WHAT TO DO
Will you extract the entries word for word? Images should not appear in the copy.

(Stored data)

»»

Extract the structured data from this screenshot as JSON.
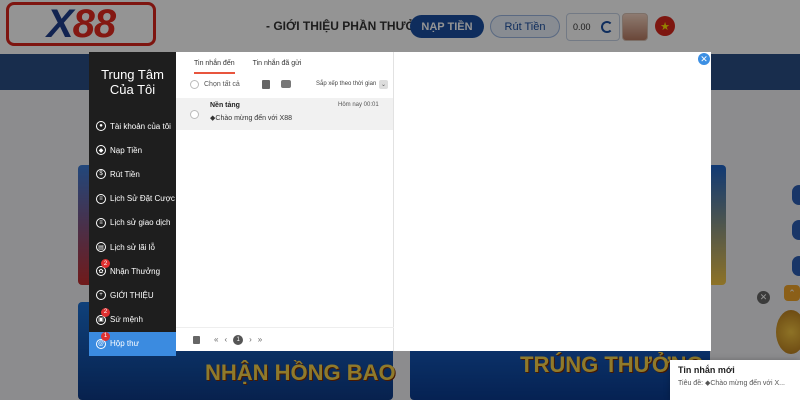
{
  "header": {
    "logo_text_x": "X",
    "logo_text_rest": "88",
    "promo_link": "- GIỚI THIỆU PHẦN THƯỞNG",
    "deposit_button": "NẠP TIỀN",
    "withdraw_button": "Rút Tiền",
    "balance": "0.00"
  },
  "banners": {
    "left_text": "NHẬN HỒNG BAO",
    "right_text": "TRÚNG THƯỞNG"
  },
  "toast": {
    "title": "Tin nhắn mới",
    "body": "Tiêu đề: ◆Chào mừng đến với X..."
  },
  "modal": {
    "sidebar_title": "Trung Tâm Của Tôi",
    "sidebar_items": [
      {
        "label": "Tài khoản của tôi",
        "badge": ""
      },
      {
        "label": "Nạp Tiền",
        "badge": ""
      },
      {
        "label": "Rút Tiền",
        "badge": ""
      },
      {
        "label": "Lịch Sử Đặt Cược",
        "badge": ""
      },
      {
        "label": "Lịch sử giao dịch",
        "badge": ""
      },
      {
        "label": "Lịch sử lãi lỗ",
        "badge": ""
      },
      {
        "label": "Nhận Thưởng",
        "badge": "2"
      },
      {
        "label": "GIỚI THIỆU",
        "badge": ""
      },
      {
        "label": "Sứ mệnh",
        "badge": "2"
      },
      {
        "label": "Hộp thư",
        "badge": "1"
      }
    ],
    "tabs": [
      "Tin nhắn đến",
      "Tin nhắn đã gửi"
    ],
    "select_all": "Chọn tất cả",
    "sort_label": "Sắp xếp theo thời gian",
    "messages": [
      {
        "sender": "Nền tảng",
        "time": "Hôm nay 00:01",
        "subject": "◆Chào mừng đến với X88"
      }
    ],
    "pager": {
      "prev_all": "«",
      "prev": "‹",
      "page": "1",
      "next": "›",
      "next_all": "»"
    }
  }
}
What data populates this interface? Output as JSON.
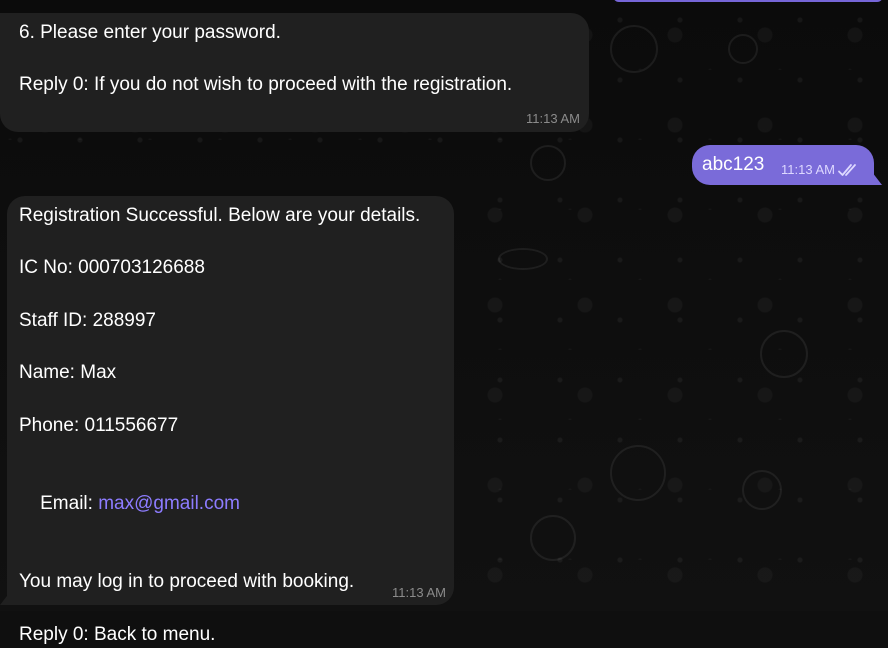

««

RESPONSE TO THIS TASK
Extract the structured data from this screenshot as JSON.
{
  "header": {
    "logo_text_x": "X",
    "logo_text_rest": "88",
    "promo_link": "- GIỚI THIỆU PHẦN THƯỞNG",
    "deposit_button": "NẠP TIỀN",
    "withdraw_button": "Rút Tiền",
    "balance": "0.00"
  },
  "banners": {
    "left_text": "NHẬN HỒNG BAO",
    "right_text": "TRÚNG THƯỞNG"
  },
  "toast": {
    "title": "Tin nhắn mới",
    "body": "Tiêu đề: ◆Chào mừng đến với X..."
  },
  "modal": {
    "sidebar_title": "Trung Tâm Của Tôi",
    "sidebar_items": [
      {
        "label": "Tài khoản của tôi",
        "badge": ""
      },
      {
        "label": "Nạp Tiền",
        "badge": ""
      },
      {
        "label": "Rút Tiền",
        "badge": ""
      },
      {
        "label": "Lịch Sử Đặt Cược",
        "badge": ""
      },
      {
        "label": "Lịch sử giao dịch",
        "badge": ""
      },
      {
        "label": "Lịch sử lãi lỗ",
        "badge": ""
      },
      {
        "label": "Nhận Thưởng",
        "badge": "2"
      },
      {
        "label": "GIỚI THIỆU",
        "badge": ""
      },
      {
        "label": "Sứ mệnh",
        "badge": "2"
      },
      {
        "label": "Hộp thư",
        "badge": "1"
      }
    ],
    "tabs": [
      "Tin nhắn đến",
      "Tin nhắn đã gửi"
    ],
    "select_all": "Chọn tất cả",
    "sort_label": "Sắp xếp theo thời gian",
    "messages": [
      {
        "sender": "Nền tảng",
        "time": "Hôm nay 00:01",
        "subject": "◆Chào mừng đến với X88"
      }
    ],
    "pager": {
      "prev_all": "«",
      "prev": "‹",
      "page": "1",
      "next": "›",
      "next_all": "»"
    }
  }
}
What data populates this interface? Output as JSON.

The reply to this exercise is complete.